Scan the lines below for the word "Little". Copy each line you find it in.
** START RECORDS SUPPLIED **
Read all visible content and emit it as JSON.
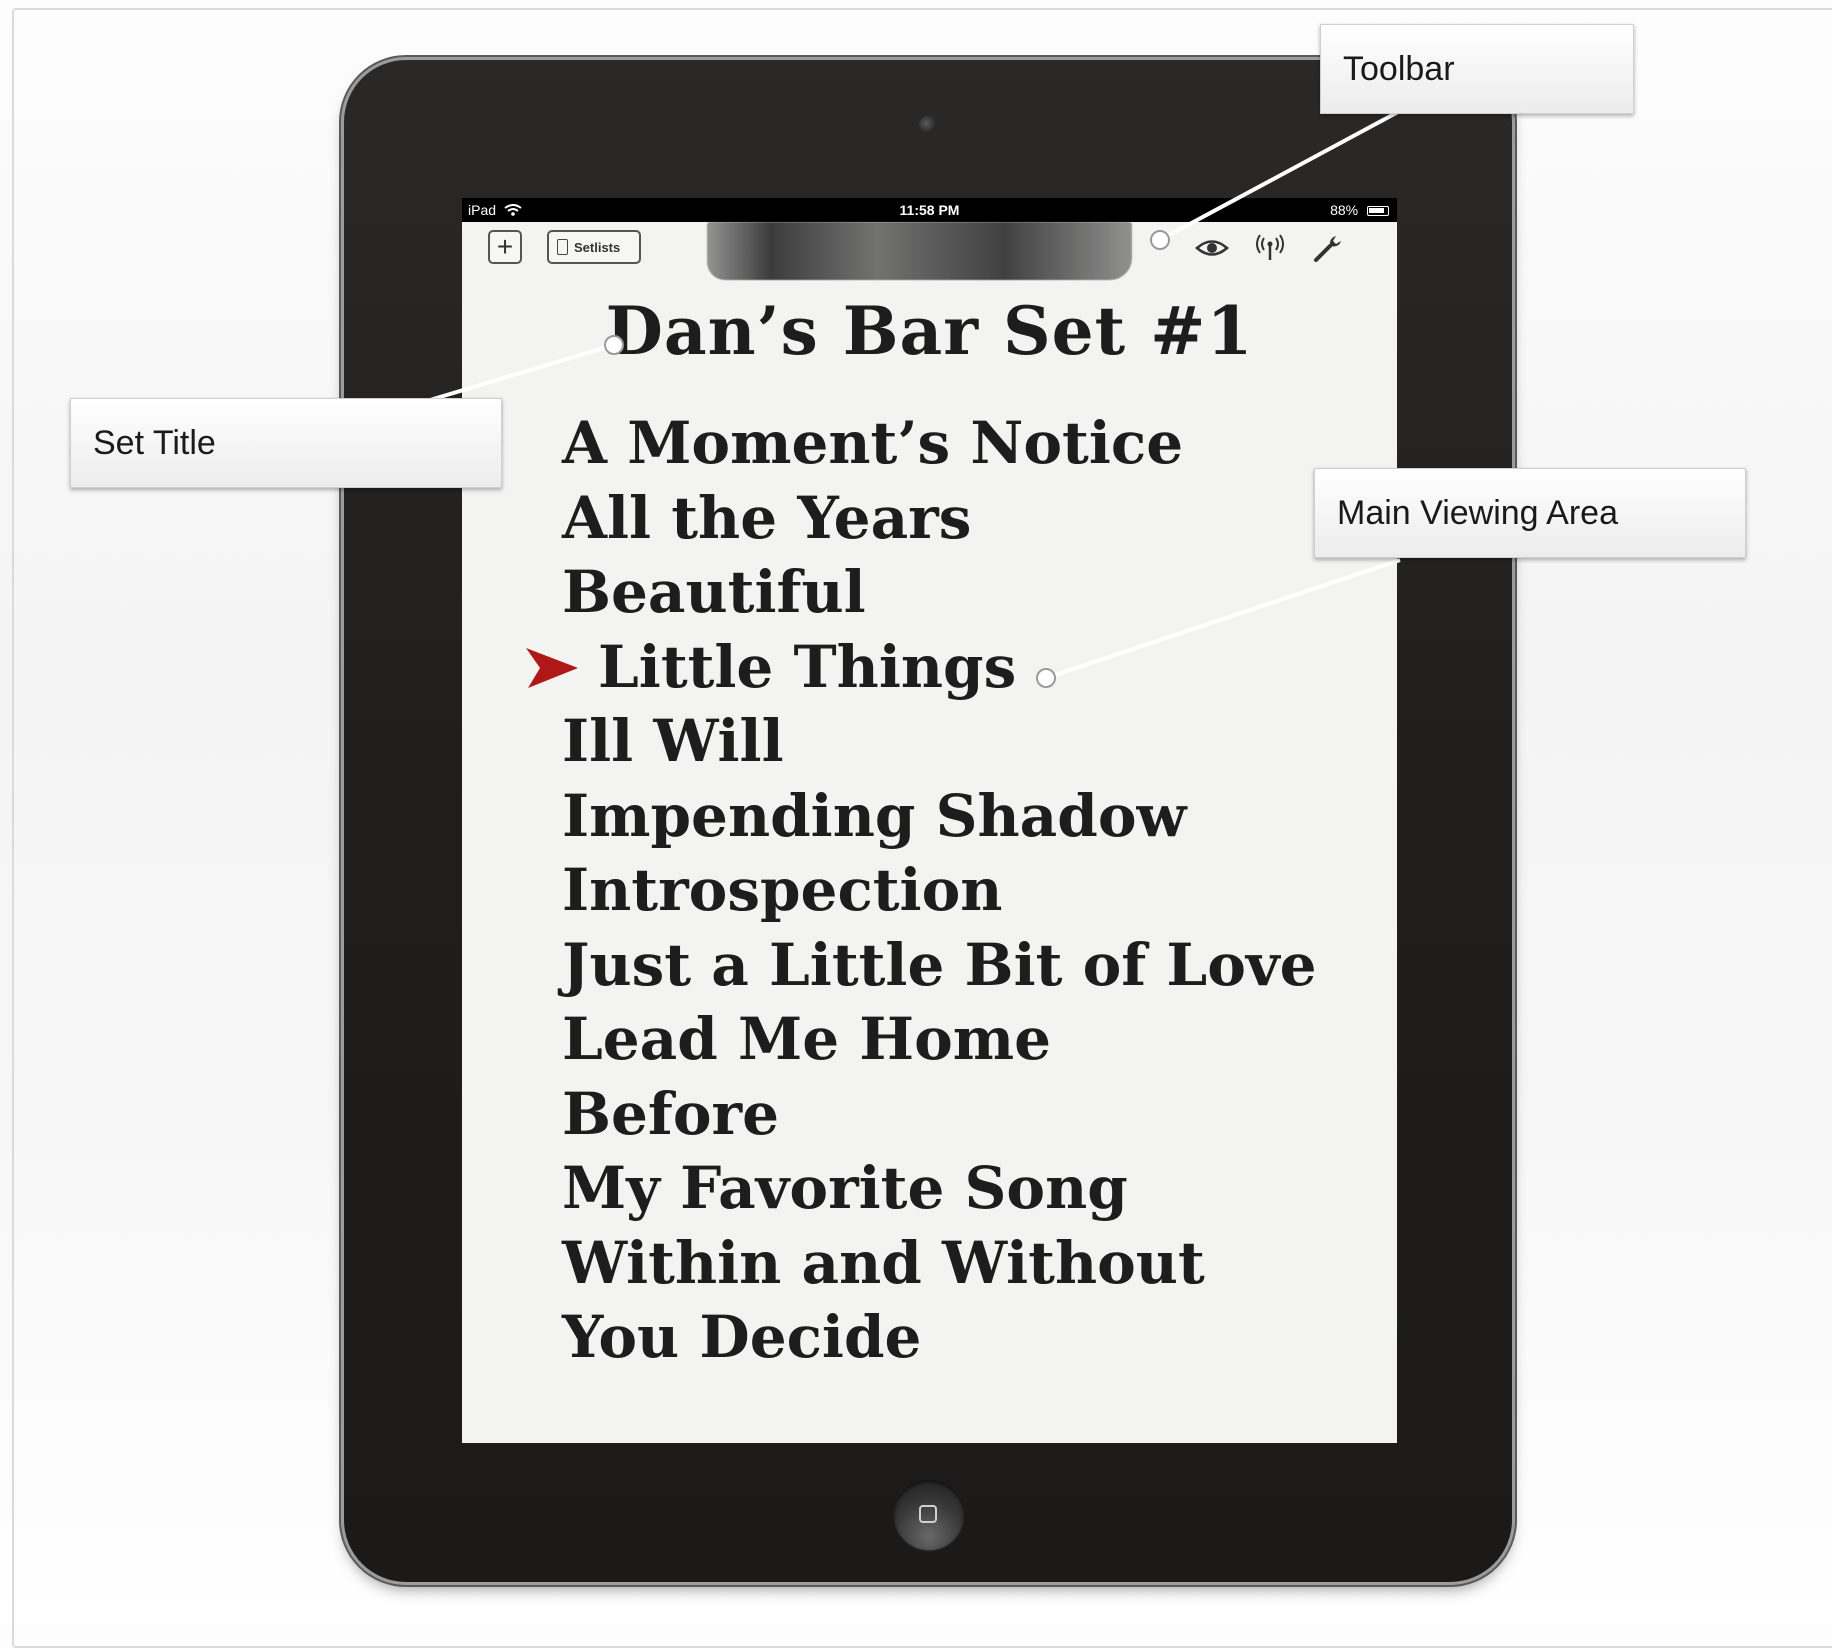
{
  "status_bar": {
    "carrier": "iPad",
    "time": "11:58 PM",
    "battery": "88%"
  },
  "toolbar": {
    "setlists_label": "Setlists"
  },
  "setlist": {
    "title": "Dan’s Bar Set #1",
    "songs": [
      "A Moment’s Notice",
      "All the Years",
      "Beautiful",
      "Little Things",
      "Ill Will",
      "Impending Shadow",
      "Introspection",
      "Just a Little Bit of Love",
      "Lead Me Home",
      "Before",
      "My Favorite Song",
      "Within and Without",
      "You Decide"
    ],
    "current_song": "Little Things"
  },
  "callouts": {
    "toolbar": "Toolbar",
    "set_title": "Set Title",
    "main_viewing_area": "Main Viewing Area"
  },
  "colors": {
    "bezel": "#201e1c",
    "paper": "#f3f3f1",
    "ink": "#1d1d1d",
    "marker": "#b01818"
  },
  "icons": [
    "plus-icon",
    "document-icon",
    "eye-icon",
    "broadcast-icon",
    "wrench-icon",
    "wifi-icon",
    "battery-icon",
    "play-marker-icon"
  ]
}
** END RECORDS SUPPLIED **
> COMPLETE OUTPUT
      "Little Things",
      "Just a Little Bit of Love",
    "current_song": "Little Things"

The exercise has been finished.